Are you able to quote each entry exactly as written?
=== Exercise inputs ===
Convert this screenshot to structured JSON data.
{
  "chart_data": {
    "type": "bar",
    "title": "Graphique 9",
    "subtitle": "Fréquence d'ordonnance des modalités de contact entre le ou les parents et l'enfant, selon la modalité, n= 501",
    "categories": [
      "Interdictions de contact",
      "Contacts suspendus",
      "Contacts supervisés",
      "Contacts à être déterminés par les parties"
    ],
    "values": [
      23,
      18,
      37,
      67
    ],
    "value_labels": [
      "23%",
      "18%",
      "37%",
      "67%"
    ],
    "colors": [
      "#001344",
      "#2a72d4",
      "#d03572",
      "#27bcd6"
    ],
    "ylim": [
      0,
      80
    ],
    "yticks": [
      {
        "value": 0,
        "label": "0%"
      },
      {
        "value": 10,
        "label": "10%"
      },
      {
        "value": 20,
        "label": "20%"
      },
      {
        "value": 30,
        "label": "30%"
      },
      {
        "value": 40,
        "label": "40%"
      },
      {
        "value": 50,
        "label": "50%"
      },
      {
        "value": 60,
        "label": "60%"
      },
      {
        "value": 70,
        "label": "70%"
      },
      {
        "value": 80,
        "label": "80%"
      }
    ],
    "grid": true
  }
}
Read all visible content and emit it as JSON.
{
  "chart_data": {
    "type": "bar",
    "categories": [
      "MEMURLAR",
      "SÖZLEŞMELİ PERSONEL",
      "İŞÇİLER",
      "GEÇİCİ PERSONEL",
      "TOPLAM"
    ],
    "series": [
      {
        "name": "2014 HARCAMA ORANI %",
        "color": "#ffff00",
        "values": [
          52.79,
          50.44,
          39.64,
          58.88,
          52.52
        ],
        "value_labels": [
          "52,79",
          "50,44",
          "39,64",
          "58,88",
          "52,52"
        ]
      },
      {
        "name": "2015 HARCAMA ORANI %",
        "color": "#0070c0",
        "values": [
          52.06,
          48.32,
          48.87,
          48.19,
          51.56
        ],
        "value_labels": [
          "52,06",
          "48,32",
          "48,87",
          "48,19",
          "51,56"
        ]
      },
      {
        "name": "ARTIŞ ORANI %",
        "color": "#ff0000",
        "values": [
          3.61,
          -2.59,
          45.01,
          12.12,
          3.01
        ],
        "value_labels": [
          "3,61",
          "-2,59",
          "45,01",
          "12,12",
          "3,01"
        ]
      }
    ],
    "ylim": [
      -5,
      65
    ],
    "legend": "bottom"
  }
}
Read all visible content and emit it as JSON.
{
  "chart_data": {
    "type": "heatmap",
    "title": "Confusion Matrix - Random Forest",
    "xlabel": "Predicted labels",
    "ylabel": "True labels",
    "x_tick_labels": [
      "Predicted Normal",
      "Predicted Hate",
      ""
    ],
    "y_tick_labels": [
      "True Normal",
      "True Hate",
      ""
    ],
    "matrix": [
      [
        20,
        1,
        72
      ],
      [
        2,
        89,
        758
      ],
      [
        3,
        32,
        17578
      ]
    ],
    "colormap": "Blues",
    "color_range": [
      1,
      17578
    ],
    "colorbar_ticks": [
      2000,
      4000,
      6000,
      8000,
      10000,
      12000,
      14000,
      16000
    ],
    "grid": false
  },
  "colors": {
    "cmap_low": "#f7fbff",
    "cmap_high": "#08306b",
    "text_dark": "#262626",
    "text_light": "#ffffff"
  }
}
===
**Right answer**:
Convert this screenshot to structured JSON data.
{
  "chart_data": {
    "type": "bar",
    "title": "Graphique 9",
    "subtitle": "Fréquence d'ordonnance des modalités de contact entre le ou les parents et l'enfant, selon la modalité, n= 501",
    "categories": [
      "Interdictions de contact",
      "Contacts suspendus",
      "Contacts supervisés",
      "Contacts à être déterminés par les parties"
    ],
    "values": [
      23,
      18,
      37,
      67
    ],
    "value_labels": [
      "23%",
      "18%",
      "37%",
      "67%"
    ],
    "colors": [
      "#001344",
      "#2a72d4",
      "#d03572",
      "#27bcd6"
    ],
    "ylim": [
      0,
      80
    ],
    "yticks": [
      {
        "value": 0,
        "label": "0%"
      },
      {
        "value": 10,
        "label": "10%"
      },
      {
        "value": 20,
        "label": "20%"
      },
      {
        "value": 30,
        "label": "30%"
      },
      {
        "value": 40,
        "label": "40%"
      },
      {
        "value": 50,
        "label": "50%"
      },
      {
        "value": 60,
        "label": "60%"
      },
      {
        "value": 70,
        "label": "70%"
      },
      {
        "value": 80,
        "label": "80%"
      }
    ],
    "grid": true
  }
}
Read all visible content and emit it as JSON.
{
  "chart_data": {
    "type": "bar",
    "categories": [
      "MEMURLAR",
      "SÖZLEŞMELİ PERSONEL",
      "İŞÇİLER",
      "GEÇİCİ PERSONEL",
      "TOPLAM"
    ],
    "series": [
      {
        "name": "2014 HARCAMA ORANI %",
        "color": "#ffff00",
        "values": [
          52.79,
          50.44,
          39.64,
          58.88,
          52.52
        ],
        "value_labels": [
          "52,79",
          "50,44",
          "39,64",
          "58,88",
          "52,52"
        ]
      },
      {
        "name": "2015 HARCAMA ORANI %",
        "color": "#0070c0",
        "values": [
          52.06,
          48.32,
          48.87,
          48.19,
          51.56
        ],
        "value_labels": [
          "52,06",
          "48,32",
          "48,87",
          "48,19",
          "51,56"
        ]
      },
      {
        "name": "ARTIŞ ORANI %",
        "color": "#ff0000",
        "values": [
          3.61,
          -2.59,
          45.01,
          12.12,
          3.01
        ],
        "value_labels": [
          "3,61",
          "-2,59",
          "45,01",
          "12,12",
          "3,01"
        ]
      }
    ],
    "ylim": [
      -5,
      65
    ],
    "legend": "bottom"
  }
}
Read all visible content and emit it as JSON.
{
  "chart_data": {
    "type": "heatmap",
    "title": "Confusion Matrix - Random Forest",
    "xlabel": "Predicted labels",
    "ylabel": "True labels",
    "x_tick_labels": [
      "Predicted Normal",
      "Predicted Hate",
      ""
    ],
    "y_tick_labels": [
      "True Normal",
      "True Hate",
      ""
    ],
    "matrix": [
      [
        20,
        1,
        72
      ],
      [
        2,
        89,
        758
      ],
      [
        3,
        32,
        17578
      ]
    ],
    "colormap": "Blues",
    "color_range": [
      1,
      17578
    ],
    "colorbar_ticks": [
      2000,
      4000,
      6000,
      8000,
      10000,
      12000,
      14000,
      16000
    ],
    "grid": false
  },
  "colors": {
    "cmap_low": "#f7fbff",
    "cmap_high": "#08306b",
    "text_dark": "#262626",
    "text_light": "#ffffff"
  }
}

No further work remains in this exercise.